PROBLEM
Which lines hold the word "Market"? Copy each one.

-- START OF DATA LISTING --

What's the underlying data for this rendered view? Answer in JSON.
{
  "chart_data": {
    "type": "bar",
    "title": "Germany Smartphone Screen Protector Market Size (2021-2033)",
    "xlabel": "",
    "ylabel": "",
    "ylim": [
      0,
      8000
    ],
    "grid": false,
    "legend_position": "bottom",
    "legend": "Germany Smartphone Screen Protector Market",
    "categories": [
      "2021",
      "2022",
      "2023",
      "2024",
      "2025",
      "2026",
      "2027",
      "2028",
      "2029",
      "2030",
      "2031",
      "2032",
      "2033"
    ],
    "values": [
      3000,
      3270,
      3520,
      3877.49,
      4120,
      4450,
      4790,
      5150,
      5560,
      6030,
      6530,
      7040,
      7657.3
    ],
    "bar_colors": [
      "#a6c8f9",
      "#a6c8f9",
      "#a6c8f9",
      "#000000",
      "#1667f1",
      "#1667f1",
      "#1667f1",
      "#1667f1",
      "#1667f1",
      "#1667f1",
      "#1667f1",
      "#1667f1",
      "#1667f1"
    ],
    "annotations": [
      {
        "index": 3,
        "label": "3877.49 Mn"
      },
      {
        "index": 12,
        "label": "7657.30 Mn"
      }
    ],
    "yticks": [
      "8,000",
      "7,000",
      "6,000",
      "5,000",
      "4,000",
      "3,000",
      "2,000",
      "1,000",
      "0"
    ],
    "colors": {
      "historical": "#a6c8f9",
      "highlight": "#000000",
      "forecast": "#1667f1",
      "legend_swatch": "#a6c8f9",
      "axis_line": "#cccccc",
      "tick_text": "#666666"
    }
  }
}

-- END OF DATA LISTING --

EXERCISE SOLUTION
    "title": "Germany Smartphone Screen Protector Market Size (2021-2033)",
    "legend": "Germany Smartphone Screen Protector Market",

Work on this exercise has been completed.